> **What is being asked**
Wherever the word "Output" appears in the entries, copy the whole line.
--- begin ---
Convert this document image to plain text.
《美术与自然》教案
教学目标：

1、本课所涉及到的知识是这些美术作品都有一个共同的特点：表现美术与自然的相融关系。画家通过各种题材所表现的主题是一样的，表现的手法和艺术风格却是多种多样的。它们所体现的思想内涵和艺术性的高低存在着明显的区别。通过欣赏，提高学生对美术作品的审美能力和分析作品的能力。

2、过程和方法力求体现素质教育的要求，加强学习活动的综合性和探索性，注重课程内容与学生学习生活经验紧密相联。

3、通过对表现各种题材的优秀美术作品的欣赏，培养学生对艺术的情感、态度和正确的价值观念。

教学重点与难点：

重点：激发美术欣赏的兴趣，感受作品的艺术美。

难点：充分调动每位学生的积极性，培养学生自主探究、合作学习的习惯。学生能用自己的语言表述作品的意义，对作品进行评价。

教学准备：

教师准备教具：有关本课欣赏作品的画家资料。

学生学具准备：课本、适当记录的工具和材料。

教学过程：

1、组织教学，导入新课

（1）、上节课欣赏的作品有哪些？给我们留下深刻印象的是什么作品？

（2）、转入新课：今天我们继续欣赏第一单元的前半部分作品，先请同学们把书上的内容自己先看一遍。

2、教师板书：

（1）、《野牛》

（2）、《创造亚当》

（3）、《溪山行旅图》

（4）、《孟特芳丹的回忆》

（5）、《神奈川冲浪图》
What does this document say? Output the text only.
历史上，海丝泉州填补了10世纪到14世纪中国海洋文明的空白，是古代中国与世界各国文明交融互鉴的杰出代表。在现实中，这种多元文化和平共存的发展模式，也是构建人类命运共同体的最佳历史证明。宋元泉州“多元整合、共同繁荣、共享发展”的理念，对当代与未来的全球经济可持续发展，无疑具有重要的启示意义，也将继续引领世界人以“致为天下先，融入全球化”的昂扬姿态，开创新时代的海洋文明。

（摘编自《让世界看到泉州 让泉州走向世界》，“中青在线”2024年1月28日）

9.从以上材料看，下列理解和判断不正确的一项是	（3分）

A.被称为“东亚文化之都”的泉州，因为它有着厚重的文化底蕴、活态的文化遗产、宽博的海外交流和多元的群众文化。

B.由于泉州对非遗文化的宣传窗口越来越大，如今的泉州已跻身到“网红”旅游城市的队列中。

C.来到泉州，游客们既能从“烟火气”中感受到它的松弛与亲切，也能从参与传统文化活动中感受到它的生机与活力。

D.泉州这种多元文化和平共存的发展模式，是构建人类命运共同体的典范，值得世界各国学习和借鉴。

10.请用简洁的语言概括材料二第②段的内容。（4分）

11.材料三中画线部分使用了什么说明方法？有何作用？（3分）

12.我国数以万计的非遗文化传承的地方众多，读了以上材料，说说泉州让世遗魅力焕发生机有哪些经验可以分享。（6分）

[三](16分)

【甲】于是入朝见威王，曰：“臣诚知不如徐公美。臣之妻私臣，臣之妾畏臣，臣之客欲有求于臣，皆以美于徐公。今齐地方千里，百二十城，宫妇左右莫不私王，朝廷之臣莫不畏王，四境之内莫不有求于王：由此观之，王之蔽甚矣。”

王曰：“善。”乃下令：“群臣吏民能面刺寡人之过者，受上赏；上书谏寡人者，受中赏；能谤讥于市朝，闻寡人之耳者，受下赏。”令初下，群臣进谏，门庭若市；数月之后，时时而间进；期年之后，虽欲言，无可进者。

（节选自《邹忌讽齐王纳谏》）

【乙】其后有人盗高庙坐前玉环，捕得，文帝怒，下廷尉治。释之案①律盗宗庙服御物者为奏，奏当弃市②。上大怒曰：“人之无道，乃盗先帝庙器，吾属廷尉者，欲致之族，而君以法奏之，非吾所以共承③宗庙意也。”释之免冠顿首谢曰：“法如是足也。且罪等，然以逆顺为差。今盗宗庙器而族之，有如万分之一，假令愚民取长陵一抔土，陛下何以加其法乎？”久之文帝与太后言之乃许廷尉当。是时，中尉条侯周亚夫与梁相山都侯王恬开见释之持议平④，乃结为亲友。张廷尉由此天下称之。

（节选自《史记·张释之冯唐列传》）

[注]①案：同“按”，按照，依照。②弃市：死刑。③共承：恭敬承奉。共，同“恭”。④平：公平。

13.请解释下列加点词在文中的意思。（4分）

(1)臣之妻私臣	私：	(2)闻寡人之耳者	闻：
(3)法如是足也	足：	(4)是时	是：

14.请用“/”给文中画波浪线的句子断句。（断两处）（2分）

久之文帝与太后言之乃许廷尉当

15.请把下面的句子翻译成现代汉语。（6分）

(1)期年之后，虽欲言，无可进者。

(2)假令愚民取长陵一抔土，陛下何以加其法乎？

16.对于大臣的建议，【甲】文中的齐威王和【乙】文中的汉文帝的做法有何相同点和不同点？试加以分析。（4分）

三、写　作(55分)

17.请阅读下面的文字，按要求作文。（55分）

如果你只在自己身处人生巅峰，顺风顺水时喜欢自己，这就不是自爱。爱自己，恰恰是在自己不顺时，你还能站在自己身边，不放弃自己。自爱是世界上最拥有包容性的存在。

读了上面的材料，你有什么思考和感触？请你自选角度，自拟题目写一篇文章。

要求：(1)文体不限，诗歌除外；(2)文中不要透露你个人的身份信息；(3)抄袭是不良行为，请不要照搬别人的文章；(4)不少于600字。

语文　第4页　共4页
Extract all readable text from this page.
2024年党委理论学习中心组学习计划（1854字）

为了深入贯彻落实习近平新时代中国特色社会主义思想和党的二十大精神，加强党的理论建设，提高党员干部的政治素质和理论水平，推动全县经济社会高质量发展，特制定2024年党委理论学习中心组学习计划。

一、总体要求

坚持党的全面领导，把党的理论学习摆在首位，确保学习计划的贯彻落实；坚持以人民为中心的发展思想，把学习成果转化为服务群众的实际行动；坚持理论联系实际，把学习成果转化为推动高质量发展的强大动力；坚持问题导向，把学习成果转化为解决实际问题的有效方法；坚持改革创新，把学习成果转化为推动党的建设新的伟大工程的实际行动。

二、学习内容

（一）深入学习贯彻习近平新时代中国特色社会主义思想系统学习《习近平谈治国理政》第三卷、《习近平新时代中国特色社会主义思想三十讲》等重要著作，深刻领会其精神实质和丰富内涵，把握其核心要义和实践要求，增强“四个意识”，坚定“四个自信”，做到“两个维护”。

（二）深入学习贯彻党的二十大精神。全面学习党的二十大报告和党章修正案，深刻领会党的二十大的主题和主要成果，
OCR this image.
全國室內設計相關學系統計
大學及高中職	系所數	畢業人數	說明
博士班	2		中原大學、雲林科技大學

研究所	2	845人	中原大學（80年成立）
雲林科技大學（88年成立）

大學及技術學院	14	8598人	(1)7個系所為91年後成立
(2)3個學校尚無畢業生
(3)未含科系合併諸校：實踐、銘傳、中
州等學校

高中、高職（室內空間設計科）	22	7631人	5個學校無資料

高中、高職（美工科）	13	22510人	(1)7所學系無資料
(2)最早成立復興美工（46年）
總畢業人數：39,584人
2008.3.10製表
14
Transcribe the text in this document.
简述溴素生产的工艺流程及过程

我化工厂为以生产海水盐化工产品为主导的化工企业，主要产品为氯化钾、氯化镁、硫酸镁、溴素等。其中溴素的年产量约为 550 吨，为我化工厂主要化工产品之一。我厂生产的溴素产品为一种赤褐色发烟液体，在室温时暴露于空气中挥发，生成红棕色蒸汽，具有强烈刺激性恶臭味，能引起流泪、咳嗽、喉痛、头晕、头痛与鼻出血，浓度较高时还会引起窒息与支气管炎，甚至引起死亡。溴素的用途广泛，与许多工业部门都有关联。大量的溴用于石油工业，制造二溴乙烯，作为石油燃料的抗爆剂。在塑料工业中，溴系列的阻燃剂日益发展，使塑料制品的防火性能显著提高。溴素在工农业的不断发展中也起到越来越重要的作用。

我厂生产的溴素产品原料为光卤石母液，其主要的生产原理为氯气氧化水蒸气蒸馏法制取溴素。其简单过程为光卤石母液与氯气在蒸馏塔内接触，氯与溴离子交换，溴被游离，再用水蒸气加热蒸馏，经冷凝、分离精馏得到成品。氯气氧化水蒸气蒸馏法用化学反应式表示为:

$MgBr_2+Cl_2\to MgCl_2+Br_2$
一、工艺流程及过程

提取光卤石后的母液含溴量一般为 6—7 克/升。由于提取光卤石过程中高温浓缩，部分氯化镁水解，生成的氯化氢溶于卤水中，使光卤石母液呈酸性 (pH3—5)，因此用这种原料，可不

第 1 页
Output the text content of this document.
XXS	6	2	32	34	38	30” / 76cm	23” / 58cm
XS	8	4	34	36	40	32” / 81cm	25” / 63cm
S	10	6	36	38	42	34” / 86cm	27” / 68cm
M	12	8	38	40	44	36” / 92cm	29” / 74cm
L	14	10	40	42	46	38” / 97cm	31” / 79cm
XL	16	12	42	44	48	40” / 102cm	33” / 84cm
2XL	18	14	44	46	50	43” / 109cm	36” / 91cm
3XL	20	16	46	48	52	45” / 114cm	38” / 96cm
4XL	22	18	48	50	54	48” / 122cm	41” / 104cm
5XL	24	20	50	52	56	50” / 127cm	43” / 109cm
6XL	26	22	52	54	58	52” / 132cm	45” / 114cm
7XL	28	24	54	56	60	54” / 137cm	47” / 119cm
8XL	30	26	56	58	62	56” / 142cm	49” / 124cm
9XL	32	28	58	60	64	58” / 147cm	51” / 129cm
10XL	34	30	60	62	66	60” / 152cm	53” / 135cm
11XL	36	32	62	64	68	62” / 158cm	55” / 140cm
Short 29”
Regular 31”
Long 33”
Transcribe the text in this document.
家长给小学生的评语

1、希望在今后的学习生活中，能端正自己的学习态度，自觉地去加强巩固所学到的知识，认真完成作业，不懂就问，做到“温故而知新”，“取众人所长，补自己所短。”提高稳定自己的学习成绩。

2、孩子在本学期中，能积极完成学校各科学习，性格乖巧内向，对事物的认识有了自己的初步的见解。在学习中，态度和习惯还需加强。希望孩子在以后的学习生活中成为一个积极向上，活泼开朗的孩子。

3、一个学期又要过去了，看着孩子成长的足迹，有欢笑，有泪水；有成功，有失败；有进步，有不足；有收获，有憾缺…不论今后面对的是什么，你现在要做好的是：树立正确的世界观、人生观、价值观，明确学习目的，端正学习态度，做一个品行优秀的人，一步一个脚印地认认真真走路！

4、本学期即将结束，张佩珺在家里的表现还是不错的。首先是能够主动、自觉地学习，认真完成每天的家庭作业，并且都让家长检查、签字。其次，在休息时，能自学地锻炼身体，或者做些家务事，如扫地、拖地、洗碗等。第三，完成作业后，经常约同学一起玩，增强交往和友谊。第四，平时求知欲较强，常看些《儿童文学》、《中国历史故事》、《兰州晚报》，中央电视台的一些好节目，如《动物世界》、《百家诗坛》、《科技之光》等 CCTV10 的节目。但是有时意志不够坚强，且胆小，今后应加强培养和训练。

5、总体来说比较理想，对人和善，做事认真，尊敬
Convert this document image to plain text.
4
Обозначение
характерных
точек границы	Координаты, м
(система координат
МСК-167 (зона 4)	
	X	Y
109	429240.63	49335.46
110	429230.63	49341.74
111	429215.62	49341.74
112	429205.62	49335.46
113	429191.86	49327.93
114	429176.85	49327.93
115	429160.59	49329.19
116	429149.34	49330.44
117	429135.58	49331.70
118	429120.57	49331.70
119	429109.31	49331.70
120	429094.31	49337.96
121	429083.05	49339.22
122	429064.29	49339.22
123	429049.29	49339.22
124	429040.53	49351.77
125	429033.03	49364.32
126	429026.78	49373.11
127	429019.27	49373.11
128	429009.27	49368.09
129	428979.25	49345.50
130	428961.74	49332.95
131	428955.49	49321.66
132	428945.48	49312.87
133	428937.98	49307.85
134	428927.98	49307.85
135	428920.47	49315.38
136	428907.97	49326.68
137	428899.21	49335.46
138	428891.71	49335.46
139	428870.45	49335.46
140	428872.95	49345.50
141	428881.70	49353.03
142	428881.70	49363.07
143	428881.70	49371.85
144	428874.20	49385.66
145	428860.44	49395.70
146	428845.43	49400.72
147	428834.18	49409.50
--- end ---
> **Worked answer**
What does this document say? Output the text only.
Output the text content of this document.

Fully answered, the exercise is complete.